DIRECTIVE => Among these lines, how many include "warning"? Answer only with the number.

SUPPLIED MATERIAL =>
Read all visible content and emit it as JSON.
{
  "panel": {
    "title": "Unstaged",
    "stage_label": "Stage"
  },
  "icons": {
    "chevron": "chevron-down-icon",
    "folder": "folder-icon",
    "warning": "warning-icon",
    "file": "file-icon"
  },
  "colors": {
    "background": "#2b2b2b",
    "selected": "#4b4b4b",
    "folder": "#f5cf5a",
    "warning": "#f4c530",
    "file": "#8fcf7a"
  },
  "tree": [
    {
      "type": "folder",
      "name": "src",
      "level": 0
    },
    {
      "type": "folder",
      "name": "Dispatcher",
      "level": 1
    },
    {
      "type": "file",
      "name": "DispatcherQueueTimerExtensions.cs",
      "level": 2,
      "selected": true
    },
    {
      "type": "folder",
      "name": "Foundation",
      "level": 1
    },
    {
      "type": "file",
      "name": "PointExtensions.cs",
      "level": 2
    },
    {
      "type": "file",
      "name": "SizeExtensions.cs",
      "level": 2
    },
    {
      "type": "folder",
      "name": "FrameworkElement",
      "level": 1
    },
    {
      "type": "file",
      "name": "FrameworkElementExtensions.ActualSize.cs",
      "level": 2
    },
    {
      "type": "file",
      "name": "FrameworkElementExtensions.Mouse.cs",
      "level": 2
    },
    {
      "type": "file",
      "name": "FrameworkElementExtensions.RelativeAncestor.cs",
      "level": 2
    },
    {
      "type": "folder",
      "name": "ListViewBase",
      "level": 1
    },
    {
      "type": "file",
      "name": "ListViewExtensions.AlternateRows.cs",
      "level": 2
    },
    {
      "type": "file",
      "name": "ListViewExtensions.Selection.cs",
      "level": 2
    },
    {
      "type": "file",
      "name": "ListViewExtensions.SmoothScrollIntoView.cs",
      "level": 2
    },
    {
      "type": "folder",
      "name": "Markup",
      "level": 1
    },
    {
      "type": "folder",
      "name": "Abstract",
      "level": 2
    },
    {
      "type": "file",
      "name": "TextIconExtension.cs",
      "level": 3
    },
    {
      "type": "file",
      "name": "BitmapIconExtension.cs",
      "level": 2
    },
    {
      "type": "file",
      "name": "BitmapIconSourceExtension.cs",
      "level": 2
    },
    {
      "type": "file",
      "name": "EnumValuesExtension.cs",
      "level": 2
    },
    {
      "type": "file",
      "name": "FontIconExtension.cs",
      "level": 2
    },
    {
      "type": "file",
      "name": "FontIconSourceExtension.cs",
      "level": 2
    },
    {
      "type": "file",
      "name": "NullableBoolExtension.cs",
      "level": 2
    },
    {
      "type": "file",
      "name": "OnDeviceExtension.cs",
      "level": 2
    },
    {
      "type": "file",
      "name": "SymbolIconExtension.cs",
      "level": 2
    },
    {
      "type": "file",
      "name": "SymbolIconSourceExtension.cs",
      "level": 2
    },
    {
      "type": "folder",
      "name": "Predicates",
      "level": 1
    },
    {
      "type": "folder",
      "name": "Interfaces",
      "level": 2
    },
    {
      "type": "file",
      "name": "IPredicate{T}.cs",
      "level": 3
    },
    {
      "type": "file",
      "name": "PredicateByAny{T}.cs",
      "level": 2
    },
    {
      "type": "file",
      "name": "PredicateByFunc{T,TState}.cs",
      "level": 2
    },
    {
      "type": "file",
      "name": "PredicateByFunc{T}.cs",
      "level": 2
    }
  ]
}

RESPONSE TO THIS TASK => 2